- **Provided records**:
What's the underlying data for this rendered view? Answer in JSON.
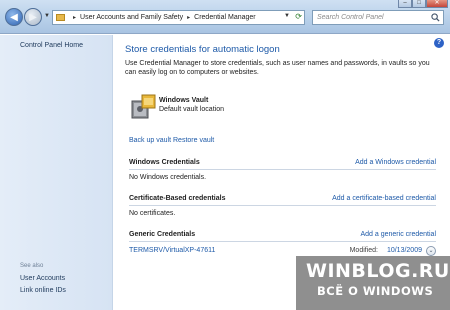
{
  "address": {
    "crumbs": [
      "User Accounts and Family Safety",
      "Credential Manager"
    ],
    "separator": "▸"
  },
  "search": {
    "placeholder": "Search Control Panel"
  },
  "sidebar": {
    "home": "Control Panel Home",
    "see_also": "See also",
    "links": [
      "User Accounts",
      "Link online IDs"
    ]
  },
  "main": {
    "title": "Store credentials for automatic logon",
    "description": "Use Credential Manager to store credentials, such as user names and passwords, in vaults so you can easily log on to computers or websites.",
    "vault": {
      "name": "Windows Vault",
      "location": "Default vault location"
    },
    "backup": "Back up vault",
    "restore": "Restore vault",
    "sections": [
      {
        "title": "Windows Credentials",
        "action": "Add a Windows credential",
        "empty": "No Windows credentials."
      },
      {
        "title": "Certificate-Based credentials",
        "action": "Add a certificate-based credential",
        "empty": "No certificates."
      },
      {
        "title": "Generic Credentials",
        "action": "Add a generic credential",
        "items": [
          {
            "name": "TERMSRV/VirtualXP-47611",
            "modified_label": "Modified:",
            "modified_date": "10/13/2009"
          }
        ]
      }
    ]
  },
  "watermark": {
    "line1": "WINBLOG.RU",
    "line2": "ВСЁ О WINDOWS"
  },
  "colors": {
    "link": "#1e5aa8",
    "accent": "#2d62c6"
  },
  "icons": [
    "back-arrow-icon",
    "forward-arrow-icon",
    "folder-icon",
    "refresh-icon",
    "search-icon",
    "help-icon",
    "vault-icon",
    "expand-chevron-icon"
  ]
}
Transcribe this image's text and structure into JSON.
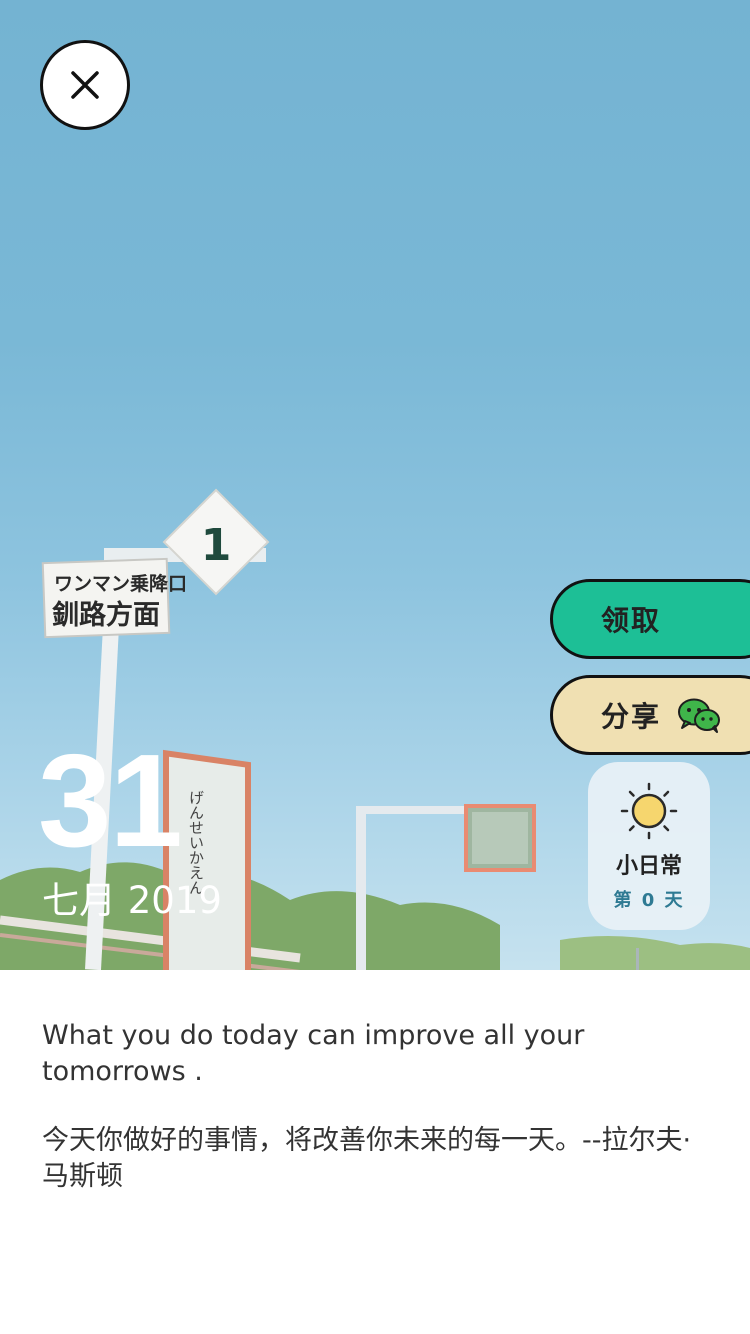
{
  "date": {
    "day": "31",
    "month_year": "七月 2019"
  },
  "actions": {
    "get_label": "领取",
    "share_label": "分享"
  },
  "daily": {
    "title": "小日常",
    "count": "第 0 天"
  },
  "photo": {
    "sign_station": [
      "ワンマン乗降口",
      "釧路方面"
    ],
    "diamond_number": "1",
    "board_text": "げんせいかえん"
  },
  "quote": {
    "english": "What you do today can improve all your tomorrows .",
    "chinese": "今天你做好的事情，将改善你未来的每一天。--拉尔夫·马斯顿"
  },
  "icons": {
    "close": "close-icon",
    "wechat": "wechat-icon",
    "sun": "sun-icon"
  },
  "colors": {
    "get_button": "#1dbf96",
    "share_button": "#f0e0b2",
    "sky": "#74b3d2"
  }
}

- **Exercise**: Working from the material above, transcribe it exactly while omitting pictures.

- **Task response**:
What's the underlying data for this rendered view? Answer in JSON.
{
  "address": {
    "crumbs": [
      "User Accounts and Family Safety",
      "Credential Manager"
    ],
    "separator": "▸"
  },
  "search": {
    "placeholder": "Search Control Panel"
  },
  "sidebar": {
    "home": "Control Panel Home",
    "see_also": "See also",
    "links": [
      "User Accounts",
      "Link online IDs"
    ]
  },
  "main": {
    "title": "Store credentials for automatic logon",
    "description": "Use Credential Manager to store credentials, such as user names and passwords, in vaults so you can easily log on to computers or websites.",
    "vault": {
      "name": "Windows Vault",
      "location": "Default vault location"
    },
    "backup": "Back up vault",
    "restore": "Restore vault",
    "sections": [
      {
        "title": "Windows Credentials",
        "action": "Add a Windows credential",
        "empty": "No Windows credentials."
      },
      {
        "title": "Certificate-Based credentials",
        "action": "Add a certificate-based credential",
        "empty": "No certificates."
      },
      {
        "title": "Generic Credentials",
        "action": "Add a generic credential",
        "items": [
          {
            "name": "TERMSRV/VirtualXP-47611",
            "modified_label": "Modified:",
            "modified_date": "10/13/2009"
          }
        ]
      }
    ]
  },
  "watermark": {
    "line1": "WINBLOG.RU",
    "line2": "ВСЁ О WINDOWS"
  },
  "colors": {
    "link": "#1e5aa8",
    "accent": "#2d62c6"
  },
  "icons": [
    "back-arrow-icon",
    "forward-arrow-icon",
    "folder-icon",
    "refresh-icon",
    "search-icon",
    "help-icon",
    "vault-icon",
    "expand-chevron-icon"
  ]
}
Transcribe this image's text and structure into JSON.
{
  "date": {
    "day": "31",
    "month_year": "七月 2019"
  },
  "actions": {
    "get_label": "领取",
    "share_label": "分享"
  },
  "daily": {
    "title": "小日常",
    "count": "第 0 天"
  },
  "photo": {
    "sign_station": [
      "ワンマン乗降口",
      "釧路方面"
    ],
    "diamond_number": "1",
    "board_text": "げんせいかえん"
  },
  "quote": {
    "english": "What you do today can improve all your tomorrows .",
    "chinese": "今天你做好的事情，将改善你未来的每一天。--拉尔夫·马斯顿"
  },
  "icons": {
    "close": "close-icon",
    "wechat": "wechat-icon",
    "sun": "sun-icon"
  },
  "colors": {
    "get_button": "#1dbf96",
    "share_button": "#f0e0b2",
    "sky": "#74b3d2"
  }
}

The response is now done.